#### EXERCISE INSTRUCTIONS
Select the lines of the records containing the word "JSON" and list them.
________________
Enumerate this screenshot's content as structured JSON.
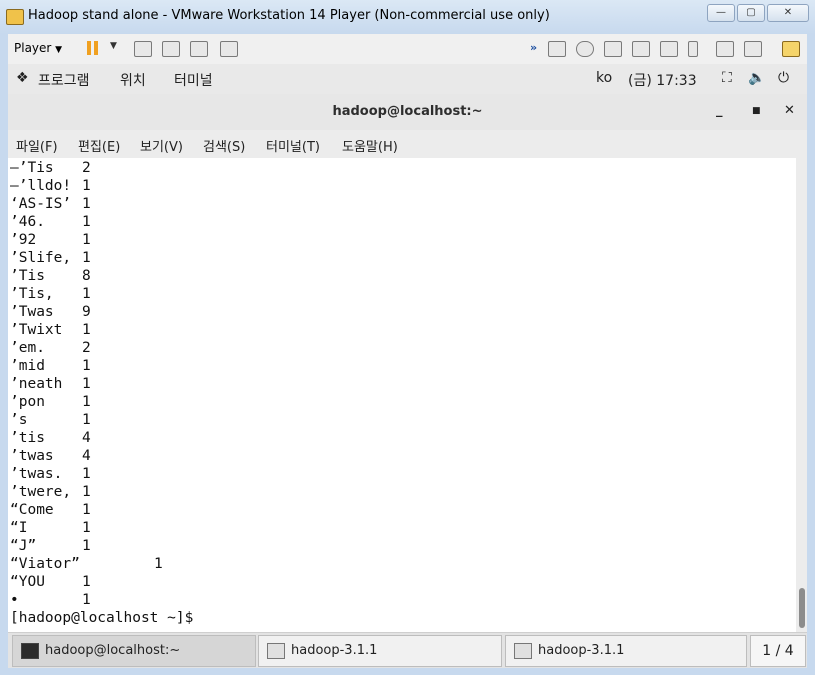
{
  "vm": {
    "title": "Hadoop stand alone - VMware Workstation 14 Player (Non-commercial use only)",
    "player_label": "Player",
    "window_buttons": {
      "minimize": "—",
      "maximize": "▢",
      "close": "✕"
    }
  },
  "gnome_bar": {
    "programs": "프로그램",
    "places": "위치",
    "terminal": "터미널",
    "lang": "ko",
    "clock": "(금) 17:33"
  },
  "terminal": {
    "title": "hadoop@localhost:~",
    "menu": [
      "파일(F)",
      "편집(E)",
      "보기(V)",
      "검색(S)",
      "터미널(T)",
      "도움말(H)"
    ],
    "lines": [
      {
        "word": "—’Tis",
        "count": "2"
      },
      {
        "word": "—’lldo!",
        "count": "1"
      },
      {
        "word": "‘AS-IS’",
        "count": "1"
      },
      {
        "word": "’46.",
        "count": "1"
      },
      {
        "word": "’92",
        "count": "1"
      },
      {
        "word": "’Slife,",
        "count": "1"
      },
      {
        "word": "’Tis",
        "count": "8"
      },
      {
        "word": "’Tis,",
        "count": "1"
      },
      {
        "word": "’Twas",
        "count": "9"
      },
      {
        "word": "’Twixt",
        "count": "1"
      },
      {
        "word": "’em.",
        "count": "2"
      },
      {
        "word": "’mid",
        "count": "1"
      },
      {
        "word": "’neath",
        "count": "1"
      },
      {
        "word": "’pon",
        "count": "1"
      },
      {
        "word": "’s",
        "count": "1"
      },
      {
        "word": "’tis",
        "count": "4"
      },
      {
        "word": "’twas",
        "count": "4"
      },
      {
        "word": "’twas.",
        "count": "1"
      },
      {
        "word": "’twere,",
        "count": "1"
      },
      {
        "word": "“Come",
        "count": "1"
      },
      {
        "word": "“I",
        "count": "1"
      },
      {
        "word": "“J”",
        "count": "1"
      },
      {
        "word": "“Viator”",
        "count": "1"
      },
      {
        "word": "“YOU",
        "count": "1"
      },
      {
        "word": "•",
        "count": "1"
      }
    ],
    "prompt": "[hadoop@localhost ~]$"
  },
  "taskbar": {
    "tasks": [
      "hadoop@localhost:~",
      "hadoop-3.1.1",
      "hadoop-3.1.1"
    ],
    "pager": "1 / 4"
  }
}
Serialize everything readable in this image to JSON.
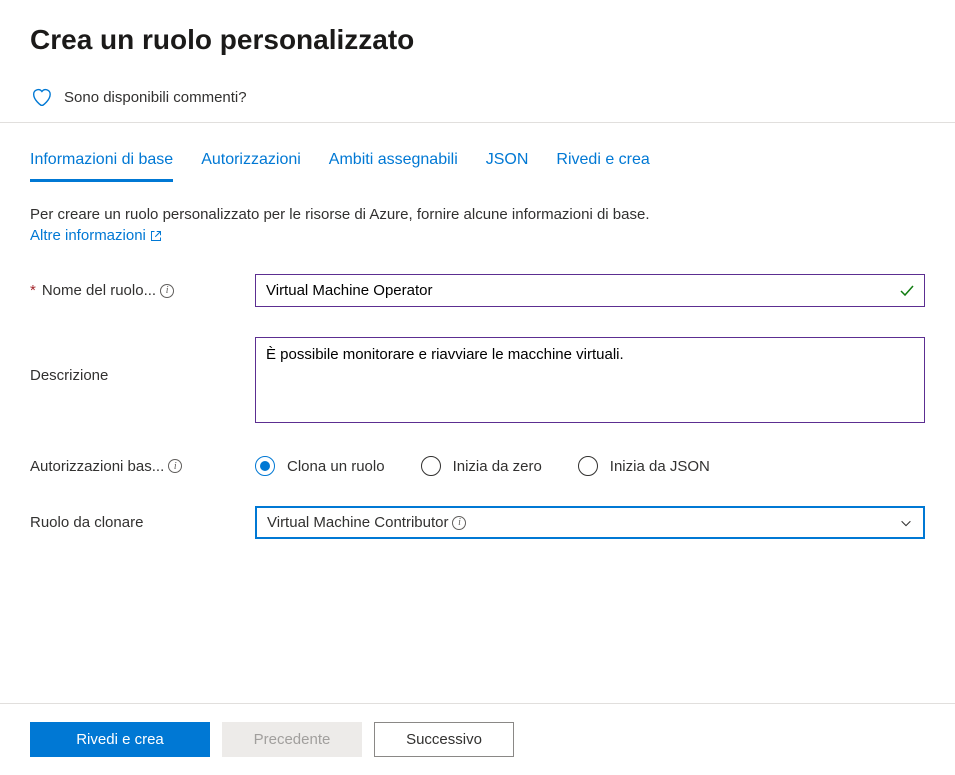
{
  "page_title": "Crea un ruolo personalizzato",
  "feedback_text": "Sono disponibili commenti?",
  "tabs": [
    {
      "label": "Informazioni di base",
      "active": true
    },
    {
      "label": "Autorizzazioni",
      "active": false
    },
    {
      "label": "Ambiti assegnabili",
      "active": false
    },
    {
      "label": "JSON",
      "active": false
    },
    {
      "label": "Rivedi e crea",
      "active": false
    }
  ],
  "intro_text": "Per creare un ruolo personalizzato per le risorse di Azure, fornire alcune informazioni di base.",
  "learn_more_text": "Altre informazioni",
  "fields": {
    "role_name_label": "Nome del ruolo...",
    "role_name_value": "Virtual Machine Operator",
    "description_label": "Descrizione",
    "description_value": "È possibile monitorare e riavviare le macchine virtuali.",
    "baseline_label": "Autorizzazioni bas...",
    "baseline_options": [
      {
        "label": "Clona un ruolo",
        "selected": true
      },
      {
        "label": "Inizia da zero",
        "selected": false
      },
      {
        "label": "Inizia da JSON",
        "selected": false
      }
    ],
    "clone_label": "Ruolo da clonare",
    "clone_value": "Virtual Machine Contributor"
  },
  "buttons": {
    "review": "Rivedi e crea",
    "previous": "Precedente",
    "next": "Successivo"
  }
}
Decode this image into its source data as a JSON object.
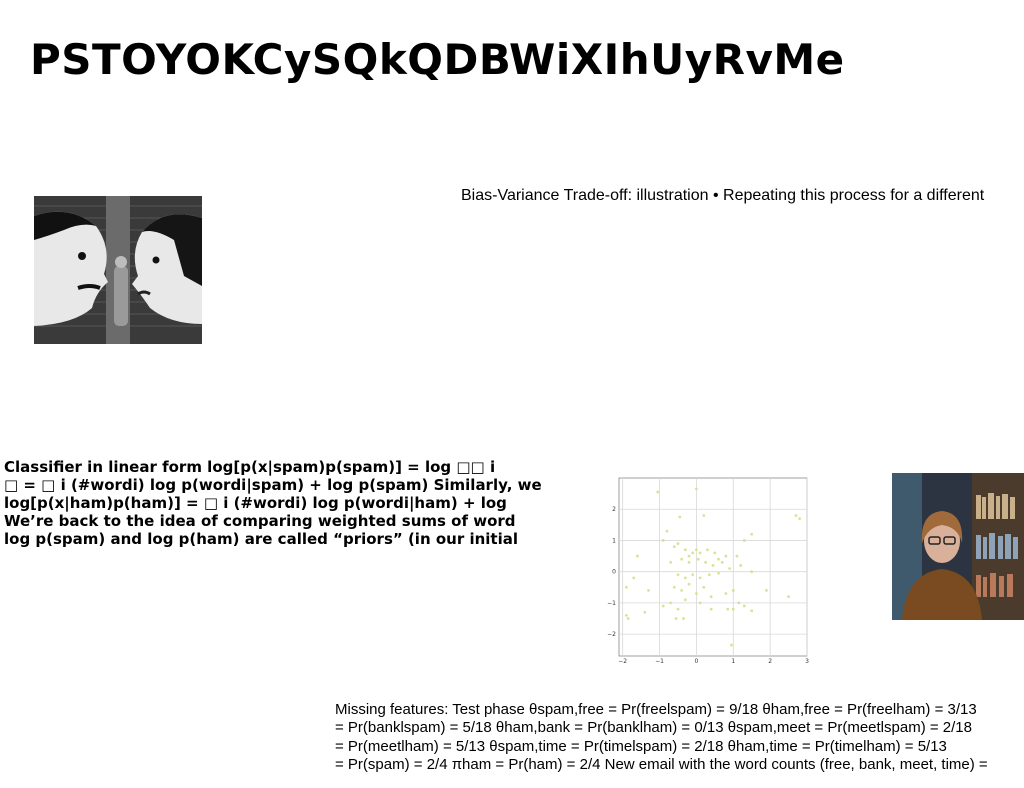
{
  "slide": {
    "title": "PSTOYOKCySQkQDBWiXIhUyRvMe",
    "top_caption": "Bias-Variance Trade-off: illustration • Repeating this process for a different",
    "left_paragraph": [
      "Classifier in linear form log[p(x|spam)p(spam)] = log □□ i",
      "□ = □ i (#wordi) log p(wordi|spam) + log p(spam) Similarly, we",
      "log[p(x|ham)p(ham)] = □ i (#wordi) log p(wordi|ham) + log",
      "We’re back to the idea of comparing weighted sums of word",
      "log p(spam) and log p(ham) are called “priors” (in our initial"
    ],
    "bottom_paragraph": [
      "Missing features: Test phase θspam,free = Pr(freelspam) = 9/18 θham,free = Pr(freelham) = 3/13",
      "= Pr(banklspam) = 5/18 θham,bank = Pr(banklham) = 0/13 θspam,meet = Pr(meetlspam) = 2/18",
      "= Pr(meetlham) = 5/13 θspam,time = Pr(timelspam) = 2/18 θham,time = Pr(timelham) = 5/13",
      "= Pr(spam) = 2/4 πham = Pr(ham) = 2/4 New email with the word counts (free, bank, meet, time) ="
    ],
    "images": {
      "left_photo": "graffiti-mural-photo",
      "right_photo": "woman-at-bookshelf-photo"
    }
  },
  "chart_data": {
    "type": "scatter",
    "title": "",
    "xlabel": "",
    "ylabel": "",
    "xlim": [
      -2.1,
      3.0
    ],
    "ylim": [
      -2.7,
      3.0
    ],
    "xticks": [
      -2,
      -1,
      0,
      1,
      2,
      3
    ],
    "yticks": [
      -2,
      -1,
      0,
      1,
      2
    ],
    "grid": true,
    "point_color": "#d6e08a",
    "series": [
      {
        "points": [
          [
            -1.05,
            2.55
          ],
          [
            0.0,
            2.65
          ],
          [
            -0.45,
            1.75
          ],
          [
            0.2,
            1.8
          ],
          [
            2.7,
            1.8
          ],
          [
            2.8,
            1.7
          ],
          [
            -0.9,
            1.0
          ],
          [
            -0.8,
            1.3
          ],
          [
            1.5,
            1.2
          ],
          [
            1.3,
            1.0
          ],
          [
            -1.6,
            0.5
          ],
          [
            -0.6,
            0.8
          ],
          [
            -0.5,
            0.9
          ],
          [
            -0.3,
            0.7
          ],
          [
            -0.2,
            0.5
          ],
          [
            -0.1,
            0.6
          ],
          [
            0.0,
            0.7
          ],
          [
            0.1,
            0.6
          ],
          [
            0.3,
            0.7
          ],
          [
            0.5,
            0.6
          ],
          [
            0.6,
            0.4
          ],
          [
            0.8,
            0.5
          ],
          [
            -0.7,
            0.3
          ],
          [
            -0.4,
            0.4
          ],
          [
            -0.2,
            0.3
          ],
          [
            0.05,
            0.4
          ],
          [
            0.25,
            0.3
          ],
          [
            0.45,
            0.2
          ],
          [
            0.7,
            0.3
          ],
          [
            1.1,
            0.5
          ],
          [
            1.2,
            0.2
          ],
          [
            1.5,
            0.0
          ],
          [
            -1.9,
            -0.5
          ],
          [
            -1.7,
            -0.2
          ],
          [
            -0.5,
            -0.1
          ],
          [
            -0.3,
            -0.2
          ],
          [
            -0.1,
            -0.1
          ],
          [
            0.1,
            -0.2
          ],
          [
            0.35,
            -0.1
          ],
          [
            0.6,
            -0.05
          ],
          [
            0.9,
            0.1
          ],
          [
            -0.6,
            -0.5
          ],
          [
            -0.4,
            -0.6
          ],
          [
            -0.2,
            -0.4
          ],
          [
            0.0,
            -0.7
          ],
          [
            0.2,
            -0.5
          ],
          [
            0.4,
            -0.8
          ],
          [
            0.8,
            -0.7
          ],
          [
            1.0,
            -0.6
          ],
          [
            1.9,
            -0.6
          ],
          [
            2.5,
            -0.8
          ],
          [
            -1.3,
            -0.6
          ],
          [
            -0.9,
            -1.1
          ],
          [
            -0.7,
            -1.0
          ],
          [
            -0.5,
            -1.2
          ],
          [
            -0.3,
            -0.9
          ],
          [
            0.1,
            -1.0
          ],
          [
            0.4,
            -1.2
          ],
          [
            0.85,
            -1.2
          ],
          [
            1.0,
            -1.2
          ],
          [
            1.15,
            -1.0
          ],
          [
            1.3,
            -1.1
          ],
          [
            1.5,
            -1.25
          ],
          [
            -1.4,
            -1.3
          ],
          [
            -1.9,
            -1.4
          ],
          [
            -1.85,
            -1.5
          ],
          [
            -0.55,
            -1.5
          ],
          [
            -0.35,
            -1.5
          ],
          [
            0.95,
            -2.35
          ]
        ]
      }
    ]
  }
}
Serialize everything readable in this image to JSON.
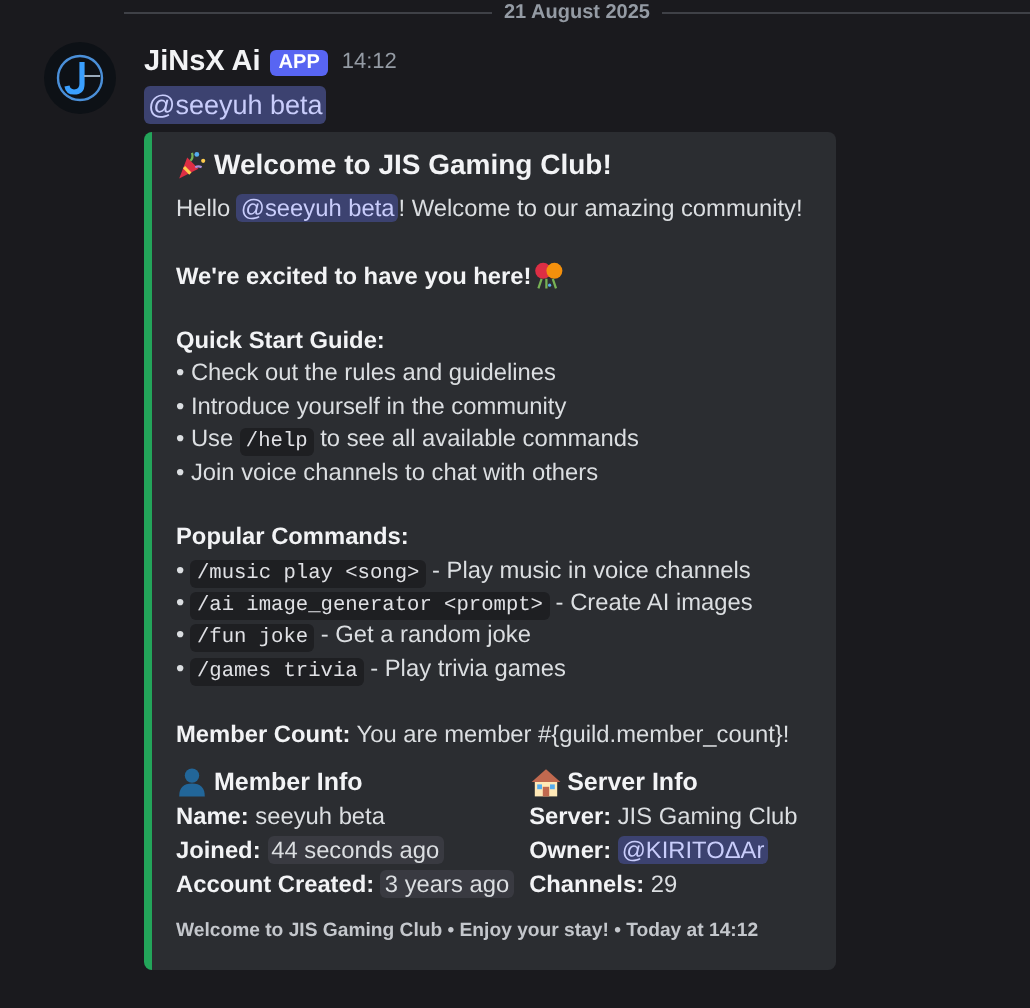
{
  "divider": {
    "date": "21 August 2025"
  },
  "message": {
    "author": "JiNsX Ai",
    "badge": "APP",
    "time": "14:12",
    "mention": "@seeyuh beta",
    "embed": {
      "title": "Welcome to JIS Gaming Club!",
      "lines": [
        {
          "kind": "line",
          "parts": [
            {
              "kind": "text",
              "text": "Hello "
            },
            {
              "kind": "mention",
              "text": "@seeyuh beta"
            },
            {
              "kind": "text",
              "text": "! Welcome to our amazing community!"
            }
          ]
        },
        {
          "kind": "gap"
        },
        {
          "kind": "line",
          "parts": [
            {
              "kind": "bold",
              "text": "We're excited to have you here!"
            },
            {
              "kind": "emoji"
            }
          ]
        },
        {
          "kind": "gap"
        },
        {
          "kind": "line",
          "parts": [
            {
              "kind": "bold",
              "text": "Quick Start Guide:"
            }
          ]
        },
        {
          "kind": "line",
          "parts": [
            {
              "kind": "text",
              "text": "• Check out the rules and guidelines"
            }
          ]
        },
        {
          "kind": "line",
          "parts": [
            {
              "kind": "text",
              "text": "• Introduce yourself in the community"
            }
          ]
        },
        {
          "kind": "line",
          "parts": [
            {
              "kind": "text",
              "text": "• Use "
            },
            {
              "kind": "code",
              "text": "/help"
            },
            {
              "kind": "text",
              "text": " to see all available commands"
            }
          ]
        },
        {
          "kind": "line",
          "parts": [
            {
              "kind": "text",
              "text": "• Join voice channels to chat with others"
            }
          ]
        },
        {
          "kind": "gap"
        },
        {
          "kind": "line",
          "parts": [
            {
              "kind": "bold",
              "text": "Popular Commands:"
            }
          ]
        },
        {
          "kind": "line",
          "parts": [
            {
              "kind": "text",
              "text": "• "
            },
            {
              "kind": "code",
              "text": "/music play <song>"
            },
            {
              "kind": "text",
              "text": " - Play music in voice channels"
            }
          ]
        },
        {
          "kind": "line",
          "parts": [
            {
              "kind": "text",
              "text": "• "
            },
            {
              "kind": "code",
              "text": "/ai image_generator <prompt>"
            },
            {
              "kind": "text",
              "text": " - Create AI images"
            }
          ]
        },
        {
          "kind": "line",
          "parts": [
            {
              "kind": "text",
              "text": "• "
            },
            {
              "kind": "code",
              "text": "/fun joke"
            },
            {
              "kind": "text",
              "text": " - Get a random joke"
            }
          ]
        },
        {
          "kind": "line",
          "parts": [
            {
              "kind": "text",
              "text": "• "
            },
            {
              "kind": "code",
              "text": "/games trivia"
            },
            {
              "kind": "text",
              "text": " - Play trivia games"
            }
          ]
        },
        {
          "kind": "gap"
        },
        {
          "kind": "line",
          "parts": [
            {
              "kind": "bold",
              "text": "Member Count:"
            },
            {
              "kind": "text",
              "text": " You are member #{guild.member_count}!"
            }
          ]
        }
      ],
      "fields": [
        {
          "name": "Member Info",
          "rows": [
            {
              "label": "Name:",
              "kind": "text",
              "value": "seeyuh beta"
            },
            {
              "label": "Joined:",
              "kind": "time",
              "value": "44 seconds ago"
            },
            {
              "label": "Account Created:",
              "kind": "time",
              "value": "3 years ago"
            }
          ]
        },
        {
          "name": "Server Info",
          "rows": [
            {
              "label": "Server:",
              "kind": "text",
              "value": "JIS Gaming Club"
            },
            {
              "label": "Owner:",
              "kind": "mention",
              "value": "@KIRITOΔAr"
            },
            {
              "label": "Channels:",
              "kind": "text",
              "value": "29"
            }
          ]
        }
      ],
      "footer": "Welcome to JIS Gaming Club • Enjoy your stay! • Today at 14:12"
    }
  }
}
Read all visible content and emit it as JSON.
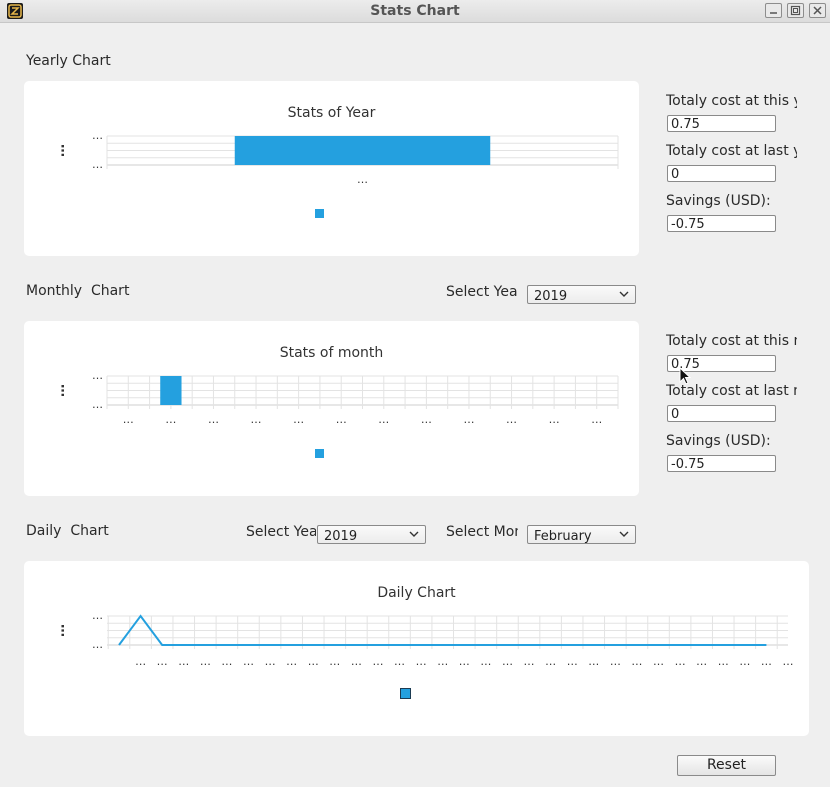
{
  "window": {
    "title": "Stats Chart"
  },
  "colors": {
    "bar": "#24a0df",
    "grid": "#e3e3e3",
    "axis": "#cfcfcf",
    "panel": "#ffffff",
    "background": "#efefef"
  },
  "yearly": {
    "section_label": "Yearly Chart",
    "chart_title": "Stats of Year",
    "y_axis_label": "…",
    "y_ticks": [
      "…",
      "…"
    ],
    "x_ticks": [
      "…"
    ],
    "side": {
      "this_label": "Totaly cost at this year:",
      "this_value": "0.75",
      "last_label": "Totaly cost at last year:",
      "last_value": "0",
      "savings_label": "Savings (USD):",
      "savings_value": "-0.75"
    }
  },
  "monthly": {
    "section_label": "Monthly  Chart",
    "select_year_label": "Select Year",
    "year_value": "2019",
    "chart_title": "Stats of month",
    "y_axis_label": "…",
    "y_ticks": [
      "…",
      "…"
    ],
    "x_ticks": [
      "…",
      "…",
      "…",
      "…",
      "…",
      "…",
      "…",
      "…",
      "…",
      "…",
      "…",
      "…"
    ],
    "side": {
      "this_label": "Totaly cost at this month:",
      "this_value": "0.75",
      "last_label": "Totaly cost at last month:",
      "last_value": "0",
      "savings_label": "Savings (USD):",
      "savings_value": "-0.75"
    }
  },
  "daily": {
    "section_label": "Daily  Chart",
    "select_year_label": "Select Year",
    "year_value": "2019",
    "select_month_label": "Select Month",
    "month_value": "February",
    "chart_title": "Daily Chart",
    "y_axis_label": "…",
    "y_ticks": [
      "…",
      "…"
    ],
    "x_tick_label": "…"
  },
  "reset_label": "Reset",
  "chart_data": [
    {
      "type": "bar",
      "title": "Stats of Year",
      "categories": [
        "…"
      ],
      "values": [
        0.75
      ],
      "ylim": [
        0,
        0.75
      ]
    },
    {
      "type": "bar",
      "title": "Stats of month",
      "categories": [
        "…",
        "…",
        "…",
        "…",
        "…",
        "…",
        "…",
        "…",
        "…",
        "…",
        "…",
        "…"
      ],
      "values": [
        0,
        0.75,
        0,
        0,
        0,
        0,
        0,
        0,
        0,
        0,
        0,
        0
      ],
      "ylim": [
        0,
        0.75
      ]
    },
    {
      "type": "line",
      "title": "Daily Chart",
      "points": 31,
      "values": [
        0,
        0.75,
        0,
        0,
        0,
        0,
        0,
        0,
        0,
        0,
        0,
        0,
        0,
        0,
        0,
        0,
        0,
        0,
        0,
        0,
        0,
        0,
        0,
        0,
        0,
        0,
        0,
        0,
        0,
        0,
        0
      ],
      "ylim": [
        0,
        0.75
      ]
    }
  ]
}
________________
#### EXERCISE OUTPUT
Enumerate this screenshot's content as structured JSON.
Serialize everything readable in this image to JSON.
      "label": "JSON",
        "label": "Inizia da JSON",
Decode this image into its source data as a JSON object.
Serialize everything readable in this image to JSON.
Read all visible content and emit it as JSON.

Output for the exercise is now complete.